▶ Stored data:
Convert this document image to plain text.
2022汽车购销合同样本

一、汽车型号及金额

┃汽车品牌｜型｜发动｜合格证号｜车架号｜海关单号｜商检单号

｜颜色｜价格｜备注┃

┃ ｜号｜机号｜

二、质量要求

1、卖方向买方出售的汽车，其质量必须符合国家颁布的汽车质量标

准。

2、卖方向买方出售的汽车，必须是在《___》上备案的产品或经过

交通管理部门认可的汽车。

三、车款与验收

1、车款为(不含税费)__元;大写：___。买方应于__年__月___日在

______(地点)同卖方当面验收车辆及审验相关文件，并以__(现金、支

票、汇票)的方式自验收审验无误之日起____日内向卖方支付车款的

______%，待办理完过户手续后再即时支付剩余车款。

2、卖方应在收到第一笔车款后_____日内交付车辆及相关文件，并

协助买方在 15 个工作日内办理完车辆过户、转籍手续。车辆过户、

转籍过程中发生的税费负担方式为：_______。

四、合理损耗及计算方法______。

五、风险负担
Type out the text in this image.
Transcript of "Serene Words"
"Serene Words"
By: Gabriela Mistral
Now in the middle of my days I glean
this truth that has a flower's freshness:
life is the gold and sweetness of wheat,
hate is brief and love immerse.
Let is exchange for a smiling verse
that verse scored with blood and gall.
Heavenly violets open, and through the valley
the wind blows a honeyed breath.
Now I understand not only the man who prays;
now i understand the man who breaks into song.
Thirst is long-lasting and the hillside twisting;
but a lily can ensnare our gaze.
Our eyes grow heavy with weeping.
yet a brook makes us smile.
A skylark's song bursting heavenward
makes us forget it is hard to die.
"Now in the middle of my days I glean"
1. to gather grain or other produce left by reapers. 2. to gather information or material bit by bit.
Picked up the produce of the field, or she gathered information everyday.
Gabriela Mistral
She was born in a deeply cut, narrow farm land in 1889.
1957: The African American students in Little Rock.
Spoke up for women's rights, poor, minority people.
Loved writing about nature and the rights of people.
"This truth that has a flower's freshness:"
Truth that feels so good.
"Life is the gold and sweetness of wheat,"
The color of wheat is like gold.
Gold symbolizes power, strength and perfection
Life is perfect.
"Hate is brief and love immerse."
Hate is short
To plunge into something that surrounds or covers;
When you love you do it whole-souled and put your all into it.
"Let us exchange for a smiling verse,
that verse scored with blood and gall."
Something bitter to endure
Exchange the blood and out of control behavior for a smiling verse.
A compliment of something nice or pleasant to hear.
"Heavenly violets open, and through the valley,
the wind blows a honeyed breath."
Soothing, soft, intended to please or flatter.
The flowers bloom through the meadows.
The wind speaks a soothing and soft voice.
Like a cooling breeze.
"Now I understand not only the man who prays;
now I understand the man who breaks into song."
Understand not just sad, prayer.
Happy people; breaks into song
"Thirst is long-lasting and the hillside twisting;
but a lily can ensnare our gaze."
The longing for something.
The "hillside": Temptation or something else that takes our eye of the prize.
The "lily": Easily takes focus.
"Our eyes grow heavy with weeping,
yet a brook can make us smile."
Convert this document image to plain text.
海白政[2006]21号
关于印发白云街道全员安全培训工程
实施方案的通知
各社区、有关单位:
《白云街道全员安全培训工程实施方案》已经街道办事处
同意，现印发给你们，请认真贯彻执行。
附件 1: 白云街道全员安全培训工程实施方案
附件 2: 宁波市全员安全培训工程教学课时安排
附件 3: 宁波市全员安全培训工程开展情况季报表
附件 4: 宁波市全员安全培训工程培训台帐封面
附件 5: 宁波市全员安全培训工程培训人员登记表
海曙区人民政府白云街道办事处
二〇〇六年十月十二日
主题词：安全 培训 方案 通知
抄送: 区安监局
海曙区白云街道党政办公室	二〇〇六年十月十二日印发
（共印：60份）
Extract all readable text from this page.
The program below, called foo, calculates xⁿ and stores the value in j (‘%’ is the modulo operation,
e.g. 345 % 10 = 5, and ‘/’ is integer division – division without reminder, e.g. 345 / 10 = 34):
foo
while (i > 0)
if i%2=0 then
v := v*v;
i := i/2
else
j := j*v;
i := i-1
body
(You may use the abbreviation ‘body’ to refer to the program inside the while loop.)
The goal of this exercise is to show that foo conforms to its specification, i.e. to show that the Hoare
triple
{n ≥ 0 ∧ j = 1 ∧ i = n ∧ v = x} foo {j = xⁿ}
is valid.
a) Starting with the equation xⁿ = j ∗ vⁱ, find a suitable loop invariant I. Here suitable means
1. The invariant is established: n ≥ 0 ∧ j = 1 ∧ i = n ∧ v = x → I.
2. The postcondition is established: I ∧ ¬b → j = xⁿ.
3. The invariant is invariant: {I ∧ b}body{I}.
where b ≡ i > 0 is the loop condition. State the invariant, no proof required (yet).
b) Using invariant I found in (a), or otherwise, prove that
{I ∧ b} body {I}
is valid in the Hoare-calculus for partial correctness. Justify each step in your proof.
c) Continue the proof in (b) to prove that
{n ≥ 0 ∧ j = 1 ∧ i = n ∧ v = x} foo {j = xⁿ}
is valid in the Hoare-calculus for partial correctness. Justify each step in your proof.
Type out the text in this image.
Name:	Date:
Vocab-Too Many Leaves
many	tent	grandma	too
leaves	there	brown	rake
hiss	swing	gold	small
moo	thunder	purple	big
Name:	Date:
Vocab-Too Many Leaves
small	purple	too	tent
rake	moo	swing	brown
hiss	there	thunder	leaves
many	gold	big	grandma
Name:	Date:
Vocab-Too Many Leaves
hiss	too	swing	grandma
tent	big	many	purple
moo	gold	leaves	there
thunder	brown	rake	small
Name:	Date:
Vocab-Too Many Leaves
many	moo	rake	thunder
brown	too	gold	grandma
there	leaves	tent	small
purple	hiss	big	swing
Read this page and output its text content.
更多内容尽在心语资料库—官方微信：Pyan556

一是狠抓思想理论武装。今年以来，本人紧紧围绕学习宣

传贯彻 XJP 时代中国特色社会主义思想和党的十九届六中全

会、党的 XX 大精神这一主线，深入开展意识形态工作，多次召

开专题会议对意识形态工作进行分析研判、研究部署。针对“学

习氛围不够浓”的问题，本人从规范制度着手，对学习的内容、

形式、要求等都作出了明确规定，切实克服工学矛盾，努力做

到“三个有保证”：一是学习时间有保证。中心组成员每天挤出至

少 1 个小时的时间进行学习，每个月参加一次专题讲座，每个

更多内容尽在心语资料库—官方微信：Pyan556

▶ Job: The lines above form a set of records; determine how many of them contain the string "Serene" and give that number alone.

▶ Solution: 2